--- Start Entries shown ---
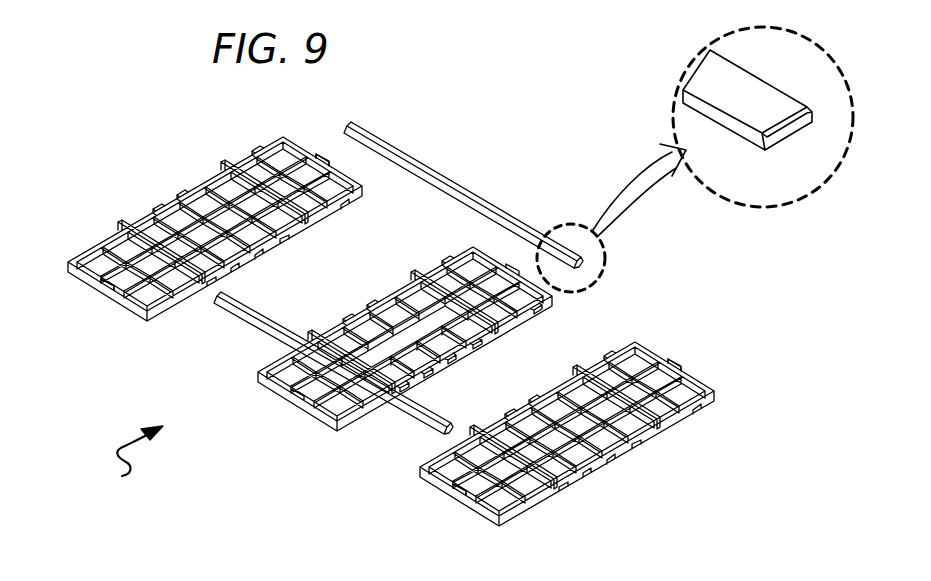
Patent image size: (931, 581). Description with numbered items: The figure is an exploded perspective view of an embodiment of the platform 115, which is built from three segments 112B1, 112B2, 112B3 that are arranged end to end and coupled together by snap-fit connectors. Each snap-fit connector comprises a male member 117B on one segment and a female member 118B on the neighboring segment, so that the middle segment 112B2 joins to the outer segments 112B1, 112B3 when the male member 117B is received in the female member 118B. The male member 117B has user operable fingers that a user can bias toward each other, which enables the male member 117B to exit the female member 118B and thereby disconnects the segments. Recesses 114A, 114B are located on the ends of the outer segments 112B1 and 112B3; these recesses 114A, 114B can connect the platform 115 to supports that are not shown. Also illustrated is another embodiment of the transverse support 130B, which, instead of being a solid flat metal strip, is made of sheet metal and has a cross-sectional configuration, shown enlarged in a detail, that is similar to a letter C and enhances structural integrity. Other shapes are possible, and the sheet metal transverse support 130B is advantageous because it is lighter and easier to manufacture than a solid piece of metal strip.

The segment 112B1 is at (185, 200).
The segment 112B2 is at (432, 347).
The segment 112B3 is at (510, 434).
The recess 114A is at (113, 289).
The recess 114B is at (326, 165).
The transverse support 130B is at (405, 152).
The male member 117B is at (464, 352).
The female member 118B is at (520, 412).
The platform 115 is at (122, 460).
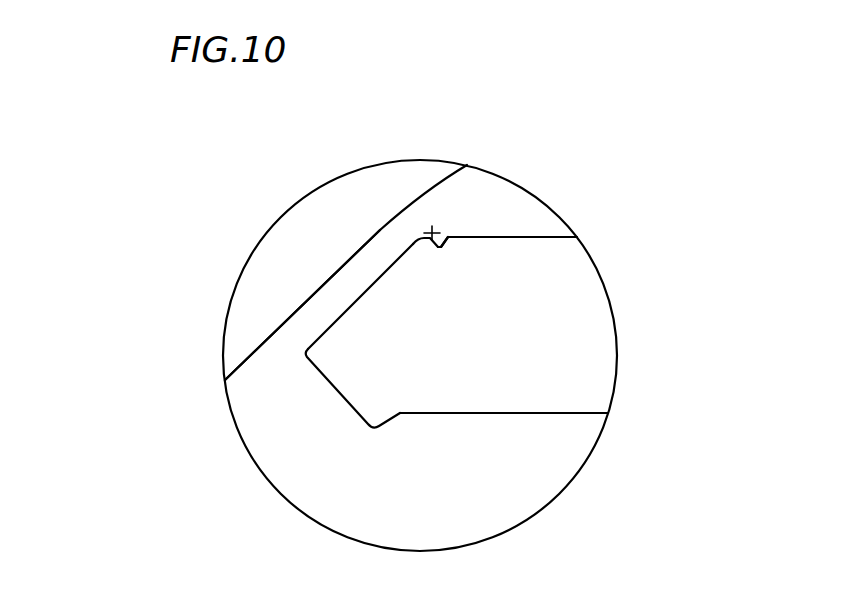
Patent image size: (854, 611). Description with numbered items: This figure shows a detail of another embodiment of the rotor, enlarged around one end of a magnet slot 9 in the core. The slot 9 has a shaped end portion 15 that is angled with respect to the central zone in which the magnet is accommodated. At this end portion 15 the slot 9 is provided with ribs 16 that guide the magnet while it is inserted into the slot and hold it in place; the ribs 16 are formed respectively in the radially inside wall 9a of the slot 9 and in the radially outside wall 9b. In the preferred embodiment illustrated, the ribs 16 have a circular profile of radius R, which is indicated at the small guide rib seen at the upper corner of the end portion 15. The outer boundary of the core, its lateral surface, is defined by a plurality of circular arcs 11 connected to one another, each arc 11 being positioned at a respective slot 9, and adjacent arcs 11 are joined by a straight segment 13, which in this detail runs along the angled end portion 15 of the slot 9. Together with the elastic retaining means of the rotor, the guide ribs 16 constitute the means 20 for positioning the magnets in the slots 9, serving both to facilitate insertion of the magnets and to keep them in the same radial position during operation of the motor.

The slot 9 is at (592, 267).
The radially inside wall 9a is at (513, 413).
The radially outside wall 9b is at (488, 238).
The circular arc 11 is at (346, 239).
The straight segment 13 is at (215, 303).
The end portion 15 is at (229, 331).
The rib 16 is at (562, 320).
The means for positioning the magnets 20 is at (290, 202).
The radius R is at (361, 178).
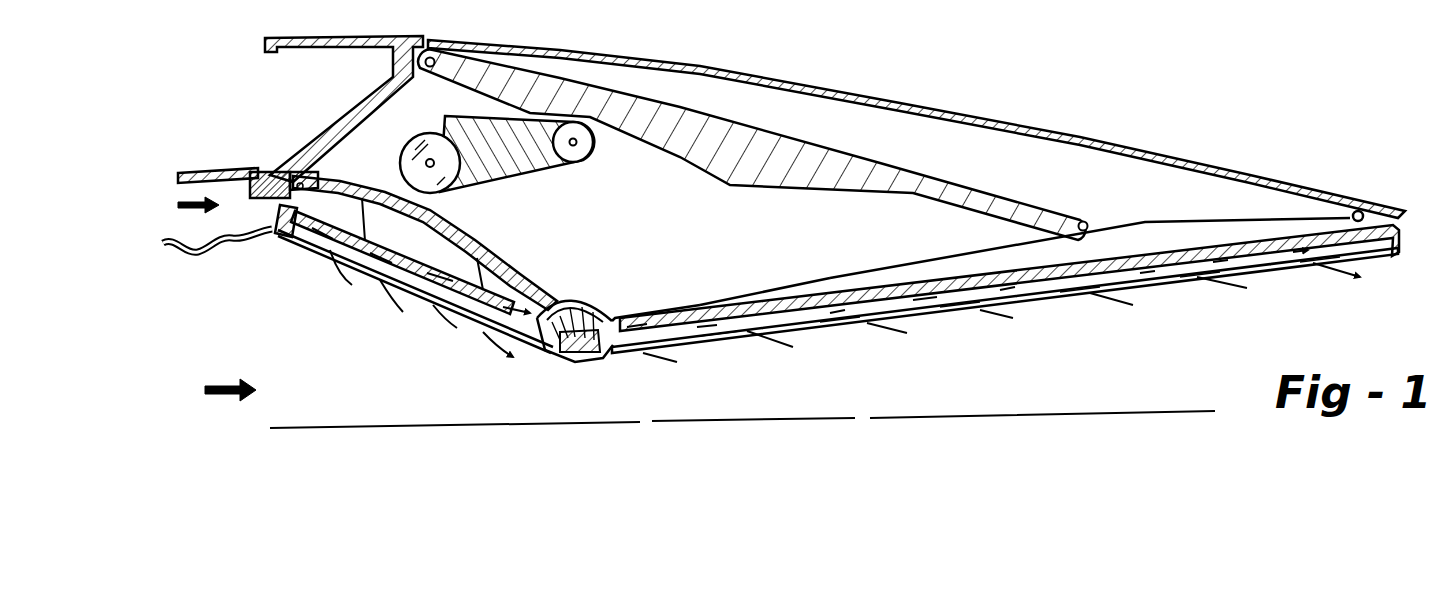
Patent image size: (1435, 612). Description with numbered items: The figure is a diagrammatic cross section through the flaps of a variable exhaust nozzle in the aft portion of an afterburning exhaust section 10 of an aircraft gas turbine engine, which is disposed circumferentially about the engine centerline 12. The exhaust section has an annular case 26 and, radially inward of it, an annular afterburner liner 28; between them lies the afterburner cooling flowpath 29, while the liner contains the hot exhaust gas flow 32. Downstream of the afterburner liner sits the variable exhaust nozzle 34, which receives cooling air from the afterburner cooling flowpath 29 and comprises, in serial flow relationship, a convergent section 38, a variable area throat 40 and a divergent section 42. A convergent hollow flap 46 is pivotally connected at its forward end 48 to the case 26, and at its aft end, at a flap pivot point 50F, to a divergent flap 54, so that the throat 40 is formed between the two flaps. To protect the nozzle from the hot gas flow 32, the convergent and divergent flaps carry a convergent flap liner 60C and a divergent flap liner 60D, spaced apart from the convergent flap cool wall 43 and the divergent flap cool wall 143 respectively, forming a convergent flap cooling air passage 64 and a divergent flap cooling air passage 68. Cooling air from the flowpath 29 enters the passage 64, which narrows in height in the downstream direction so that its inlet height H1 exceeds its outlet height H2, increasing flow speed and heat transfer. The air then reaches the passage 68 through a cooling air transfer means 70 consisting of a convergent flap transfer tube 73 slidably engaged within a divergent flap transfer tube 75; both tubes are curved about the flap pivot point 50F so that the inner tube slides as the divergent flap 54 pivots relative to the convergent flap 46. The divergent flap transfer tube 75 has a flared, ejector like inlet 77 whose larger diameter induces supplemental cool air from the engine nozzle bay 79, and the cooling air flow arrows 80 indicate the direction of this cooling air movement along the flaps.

The afterburning exhaust section 10 is at (275, 40).
The engine centerline 12 is at (960, 412).
The annular case 26 is at (183, 170).
The annular afterburner liner 28 is at (250, 245).
The afterburner cooling flowpath 29 is at (162, 212).
The hot exhaust gas flow 32 is at (220, 387).
The variable exhaust nozzle 34 is at (560, 44).
The convergent section 38 is at (392, 359).
The variable area throat 40 is at (600, 454).
The divergent section 42 is at (1090, 364).
The convergent flap cool wall 43 is at (465, 245).
The convergent hollow flap 46 is at (500, 277).
The forward end 48 is at (305, 180).
The flap pivot point 50F is at (570, 358).
The divergent flap 54 is at (887, 288).
The convergent flap liner 60C is at (420, 300).
The divergent flap liner 60D is at (848, 325).
The convergent flap cooling air passage 64 is at (362, 242).
The divergent flap cooling air passage 68 is at (737, 300).
The cooling air transfer means 70 is at (592, 306).
The convergent flap transfer tube 73 is at (572, 300).
The divergent flap transfer tube 75 is at (612, 318).
The ejector like inlet 77 is at (600, 345).
The engine nozzle bay 79 is at (636, 227).
The airflow arrows 80 is at (332, 258).
The divergent flap cool wall 143 is at (953, 287).
The inlet height H1 is at (285, 262).
The outlet height H2 is at (530, 345).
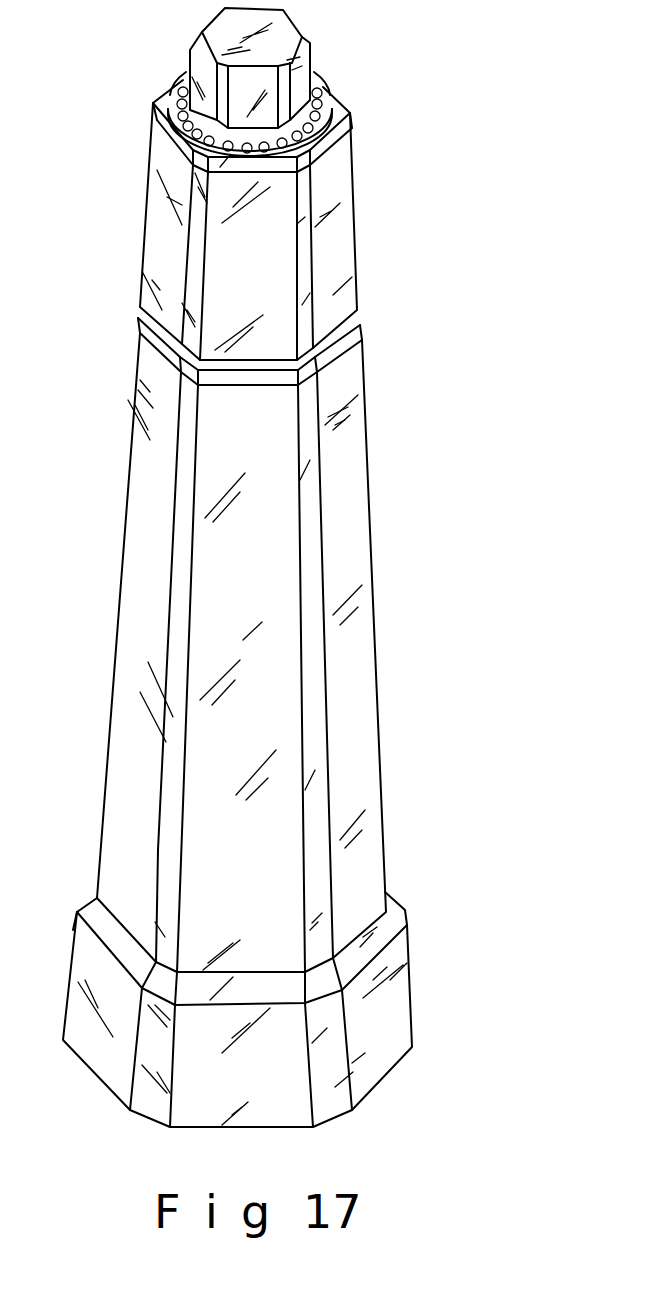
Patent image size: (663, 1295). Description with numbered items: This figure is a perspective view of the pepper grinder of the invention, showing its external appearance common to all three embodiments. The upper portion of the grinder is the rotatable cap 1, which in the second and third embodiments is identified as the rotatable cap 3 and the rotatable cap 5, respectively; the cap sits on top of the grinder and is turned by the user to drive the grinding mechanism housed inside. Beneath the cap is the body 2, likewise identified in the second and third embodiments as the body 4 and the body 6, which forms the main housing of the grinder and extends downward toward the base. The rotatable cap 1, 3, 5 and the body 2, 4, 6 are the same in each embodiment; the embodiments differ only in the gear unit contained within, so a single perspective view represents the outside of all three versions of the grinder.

The rotatable cap 1 is at (337, 220).
The rotatable cap 3 is at (248, 220).
The rotatable cap 5 is at (345, 242).
The body 2 is at (311, 722).
The body 4 is at (237, 722).
The body 6 is at (355, 565).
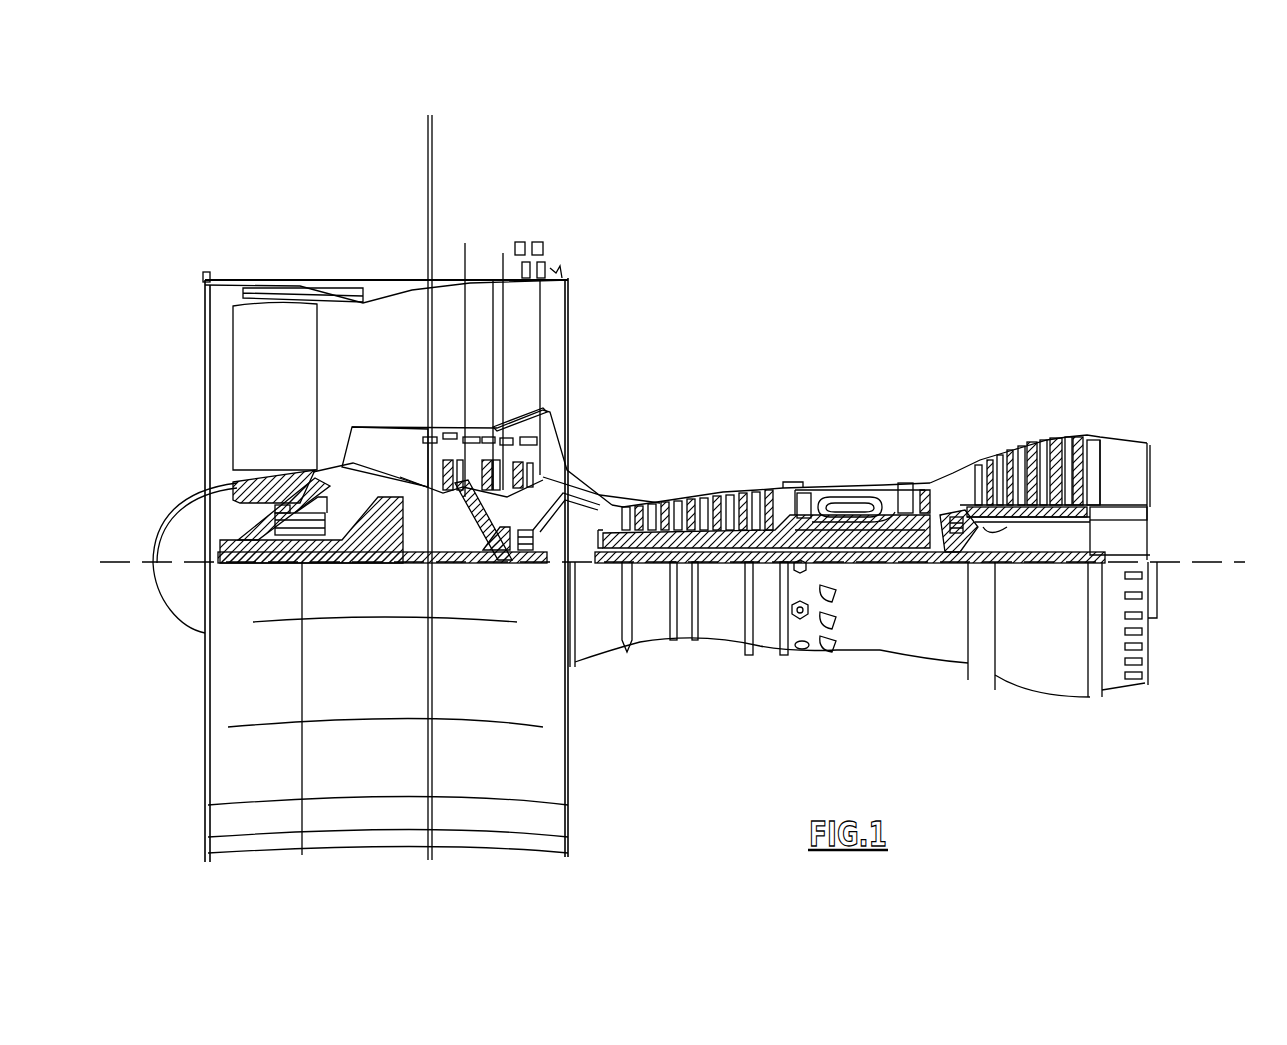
--- End Entries shown ---
Set problem: Lay out every line of the items above as a Markdown table with the columns Row and Text, numbering the rows in order and omitting blank lines. Leave the pictures out of the answer.

Response to this task:
| Row | Text |
|---|---|
| 1 | Patent image size: (931, 581). Description with numbered items: The figure is an exploded perspective view of an embodiment of the platform 115, which is built from three segments 112B1, 112B2, 112B3 that are arranged end to end and coupled together by snap-fit connectors. Each snap-fit connector comprises a male member 117B on one segment and a female member 118B on the neighboring segment, so that the middle segment 112B2 joins to the outer segments 112B1, 112B3 when the male member 117B is received in the female member 118B. The male member 117B has user operable fingers that a user can bias toward each other, which enables the male member 117B to exit the female member 118B and thereby disconnects the segments. Recesses 114A, 114B are located on the ends of the outer segments 112B1 and 112B3; these recesses 114A, 114B can connect the platform 115 to supports that are not shown. Also illustrated is another embodiment of the transverse support 130B, which, instead of being a solid flat metal strip, is made of sheet metal and has a cross-sectional configuration, shown enlarged in a detail, that is similar to a letter C and enhances structural integrity. Other shapes are possible, and the sheet metal transverse support 130B is advantageous because it is lighter and easier to manufacture than a solid piece of metal strip. |
| 2 | The segment 112B1 is at (185, 200). |
| 3 | The segment 112B2 is at (432, 347). |
| 4 | The segment 112B3 is at (510, 434). |
| 5 | The recess 114A is at (113, 289). |
| 6 | The recess 114B is at (326, 165). |
| 7 | The transverse support 130B is at (405, 152). |
| 8 | The male member 117B is at (464, 352). |
| 9 | The female member 118B is at (520, 412). |
| 10 | The platform 115 is at (122, 460). |
| 11 | Patent image size: (854, 611). Description with numbered items: This figure shows a detail of another embodiment of the rotor, enlarged around one end of a magnet slot 9 in the core. The slot 9 has a shaped end portion 15 that is angled with respect to the central zone in which the magnet is accommodated. At this end portion 15 the slot 9 is provided with ribs 16 that guide the magnet while it is inserted into the slot and hold it in place; the ribs 16 are formed respectively in the radially inside wall 9a of the slot 9 and in the radially outside wall 9b. In the preferred embodiment illustrated, the ribs 16 have a circular profile of radius R, which is indicated at the small guide rib seen at the upper corner of the end portion 15. The outer boundary of the core, its lateral surface, is defined by a plurality of circular arcs 11 connected to one another, each arc 11 being positioned at a respective slot 9, and adjacent arcs 11 are joined by a straight segment 13, which in this detail runs along the angled end portion 15 of the slot 9. Together with the elastic retaining means of the rotor, the guide ribs 16 constitute the means 20 for positioning the magnets in the slots 9, serving both to facilitate insertion of the magnets and to keep them in the same radial position during operation of the motor. |
| 12 | The slot 9 is at (592, 267). |
| 13 | The radially inside wall 9a is at (513, 413). |
| 14 | The radially outside wall 9b is at (488, 238). |
| 15 | The circular arc 11 is at (346, 239). |
| 16 | The straight segment 13 is at (215, 303). |
| 17 | The end portion 15 is at (229, 331). |
| 18 | The rib 16 is at (562, 320). |
| 19 | The means for positioning the magnets 20 is at (290, 202). |
| 20 | The radius R is at (361, 178). |
| 21 | Patent image size: (1435, 612). Description with numbered items: The figure is a diagrammatic cross section through the flaps of a variable exhaust nozzle in the aft portion of an afterburning exhaust section 10 of an aircraft gas turbine engine, which is disposed circumferentially about the engine centerline 12. The exhaust section has an annular case 26 and, radially inward of it, an annular afterburner liner 28; between them lies the afterburner cooling flowpath 29, while the liner contains the hot exhaust gas flow 32. Downstream of the afterburner liner sits the variable exhaust nozzle 34, which receives cooling air from the afterburner cooling flowpath 29 and comprises, in serial flow relationship, a convergent section 38, a variable area throat 40 and a divergent section 42. A convergent hollow flap 46 is pivotally connected at its forward end 48 to the case 26, and at its aft end, at a flap pivot point 50F, to a divergent flap 54, so that the throat 40 is formed between the two flaps. To protect the nozzle from the hot gas flow 32, the convergent and divergent flaps carry a convergent flap liner 60C and a divergent flap liner 60D, spaced apart from the convergent flap cool wall 43 and the divergent flap cool wall 143 respectively, forming a convergent flap cooling air passage 64 and a divergent flap cooling air passage 68. Cooling air from the flowpath 29 enters the passage 64, which narrows in height in the downstream direction so that its inlet height H1 exceeds its outlet height H2, increasing flow speed and heat transfer. The air then reaches the passage 68 through a cooling air transfer means 70 consisting of a convergent flap transfer tube 73 slidably engaged within a divergent flap transfer tube 75; both tubes are curved about the flap pivot point 50F so that the inner tube slides as the divergent flap 54 pivots relative to the convergent flap 46. The divergent flap transfer tube 75 has a flared, ejector like inlet 77 whose larger diameter induces supplemental cool air from the engine nozzle bay 79, and the cooling air flow arrows 80 indicate the direction of this cooling air movement along the flaps. |
| 22 | The afterburning exhaust section 10 is at (275, 40). |
| 23 | The engine centerline 12 is at (960, 412). |
| 24 | The annular case 26 is at (183, 170). |
| 25 | The annular afterburner liner 28 is at (250, 245). |
| 26 | The afterburner cooling flowpath 29 is at (162, 212). |
| 27 | The hot exhaust gas flow 32 is at (220, 387). |
| 28 | The variable exhaust nozzle 34 is at (560, 44). |
| 29 | The convergent section 38 is at (392, 359). |
| 30 | The variable area throat 40 is at (600, 454). |
| 31 | The divergent section 42 is at (1090, 364). |
| 32 | The convergent flap cool wall 43 is at (465, 245). |
| 33 | The convergent hollow flap 46 is at (500, 277). |
| 34 | The forward end 48 is at (305, 180). |
| 35 | The flap pivot point 50F is at (570, 358). |
| 36 | The divergent flap 54 is at (887, 288). |
| 37 | The convergent flap liner 60C is at (420, 300). |
| 38 | The divergent flap liner 60D is at (848, 325). |
| 39 | The convergent flap cooling air passage 64 is at (362, 242). |
| 40 | The divergent flap cooling air passage 68 is at (737, 300). |
| 41 | The cooling air transfer means 70 is at (592, 306). |
| 42 | The convergent flap transfer tube 73 is at (572, 300). |
| 43 | The divergent flap transfer tube 75 is at (612, 318). |
| 44 | The ejector like inlet 77 is at (600, 345). |
| 45 | The engine nozzle bay 79 is at (636, 227). |
| 46 | The airflow arrows 80 is at (332, 258). |
| 47 | The divergent flap cool wall 143 is at (953, 287). |
| 48 | The inlet height H1 is at (285, 262). |
| 49 | The outlet height H2 is at (530, 345). |
| 50 | Patent image size: (663, 1295). Description with numbered items: This figure is a perspective view of the pepper grinder of the invention, showing its external appearance common to all three embodiments. The upper portion of the grinder is the rotatable cap 1, which in the second and third embodiments is identified as the rotatable cap 3 and the rotatable cap 5, respectively; the cap sits on top of the grinder and is turned by the user to drive the grinding mechanism housed inside. Beneath the cap is the body 2, likewise identified in the second and third embodiments as the body 4 and the body 6, which forms the main housing of the grinder and extends downward toward the base. The rotatable cap 1, 3, 5 and the body 2, 4, 6 are the same in each embodiment; the embodiments differ only in the gear unit contained within, so a single perspective view represents the outside of all three versions of the grinder. |
| 51 | The rotatable cap 1 is at (337, 220). |
| 52 | The rotatable cap 3 is at (248, 220). |
| 53 | The rotatable cap 5 is at (345, 242). |
| 54 | The body 2 is at (311, 722). |
| 55 | The body 4 is at (237, 722). |
| 56 | The body 6 is at (355, 565). |